> _Goal_
Copy every line of the data exactly, leaving nothing out.

> _Data listing_
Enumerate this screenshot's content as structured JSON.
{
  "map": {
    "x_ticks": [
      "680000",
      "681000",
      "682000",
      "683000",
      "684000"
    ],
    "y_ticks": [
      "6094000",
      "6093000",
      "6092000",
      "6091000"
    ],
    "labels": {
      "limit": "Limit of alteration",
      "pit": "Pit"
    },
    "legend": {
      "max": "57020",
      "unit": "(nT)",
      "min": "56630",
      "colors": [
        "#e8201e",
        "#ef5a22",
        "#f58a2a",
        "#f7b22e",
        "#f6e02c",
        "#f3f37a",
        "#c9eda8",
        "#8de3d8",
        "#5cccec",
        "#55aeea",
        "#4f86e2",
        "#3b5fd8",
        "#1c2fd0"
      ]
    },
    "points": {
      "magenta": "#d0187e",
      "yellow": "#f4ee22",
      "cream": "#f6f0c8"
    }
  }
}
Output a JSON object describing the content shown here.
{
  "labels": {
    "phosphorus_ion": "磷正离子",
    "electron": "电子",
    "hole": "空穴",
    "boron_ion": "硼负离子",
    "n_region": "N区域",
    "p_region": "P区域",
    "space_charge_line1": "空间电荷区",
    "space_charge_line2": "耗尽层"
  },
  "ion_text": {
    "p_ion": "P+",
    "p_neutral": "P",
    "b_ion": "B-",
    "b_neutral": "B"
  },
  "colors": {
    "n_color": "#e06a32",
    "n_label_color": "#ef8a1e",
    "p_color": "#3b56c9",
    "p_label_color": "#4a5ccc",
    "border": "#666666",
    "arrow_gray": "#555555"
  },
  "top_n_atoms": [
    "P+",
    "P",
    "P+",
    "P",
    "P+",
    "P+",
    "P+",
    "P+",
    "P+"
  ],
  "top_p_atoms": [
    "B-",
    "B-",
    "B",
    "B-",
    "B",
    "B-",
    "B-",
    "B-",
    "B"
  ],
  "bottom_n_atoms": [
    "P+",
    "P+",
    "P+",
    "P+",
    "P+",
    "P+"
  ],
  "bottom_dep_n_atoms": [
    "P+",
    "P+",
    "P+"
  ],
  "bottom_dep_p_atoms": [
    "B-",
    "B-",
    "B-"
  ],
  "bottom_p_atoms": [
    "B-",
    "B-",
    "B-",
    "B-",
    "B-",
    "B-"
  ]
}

> _The output_
Enumerate this screenshot's content as structured JSON.
{
  "map": {
    "x_ticks": [
      "680000",
      "681000",
      "682000",
      "683000",
      "684000"
    ],
    "y_ticks": [
      "6094000",
      "6093000",
      "6092000",
      "6091000"
    ],
    "labels": {
      "limit": "Limit of alteration",
      "pit": "Pit"
    },
    "legend": {
      "max": "57020",
      "unit": "(nT)",
      "min": "56630",
      "colors": [
        "#e8201e",
        "#ef5a22",
        "#f58a2a",
        "#f7b22e",
        "#f6e02c",
        "#f3f37a",
        "#c9eda8",
        "#8de3d8",
        "#5cccec",
        "#55aeea",
        "#4f86e2",
        "#3b5fd8",
        "#1c2fd0"
      ]
    },
    "points": {
      "magenta": "#d0187e",
      "yellow": "#f4ee22",
      "cream": "#f6f0c8"
    }
  }
}
Output a JSON object describing the content shown here.
{
  "labels": {
    "phosphorus_ion": "磷正离子",
    "electron": "电子",
    "hole": "空穴",
    "boron_ion": "硼负离子",
    "n_region": "N区域",
    "p_region": "P区域",
    "space_charge_line1": "空间电荷区",
    "space_charge_line2": "耗尽层"
  },
  "ion_text": {
    "p_ion": "P+",
    "p_neutral": "P",
    "b_ion": "B-",
    "b_neutral": "B"
  },
  "colors": {
    "n_color": "#e06a32",
    "n_label_color": "#ef8a1e",
    "p_color": "#3b56c9",
    "p_label_color": "#4a5ccc",
    "border": "#666666",
    "arrow_gray": "#555555"
  },
  "top_n_atoms": [
    "P+",
    "P",
    "P+",
    "P",
    "P+",
    "P+",
    "P+",
    "P+",
    "P+"
  ],
  "top_p_atoms": [
    "B-",
    "B-",
    "B",
    "B-",
    "B",
    "B-",
    "B-",
    "B-",
    "B"
  ],
  "bottom_n_atoms": [
    "P+",
    "P+",
    "P+",
    "P+",
    "P+",
    "P+"
  ],
  "bottom_dep_n_atoms": [
    "P+",
    "P+",
    "P+"
  ],
  "bottom_dep_p_atoms": [
    "B-",
    "B-",
    "B-"
  ],
  "bottom_p_atoms": [
    "B-",
    "B-",
    "B-",
    "B-",
    "B-",
    "B-"
  ]
}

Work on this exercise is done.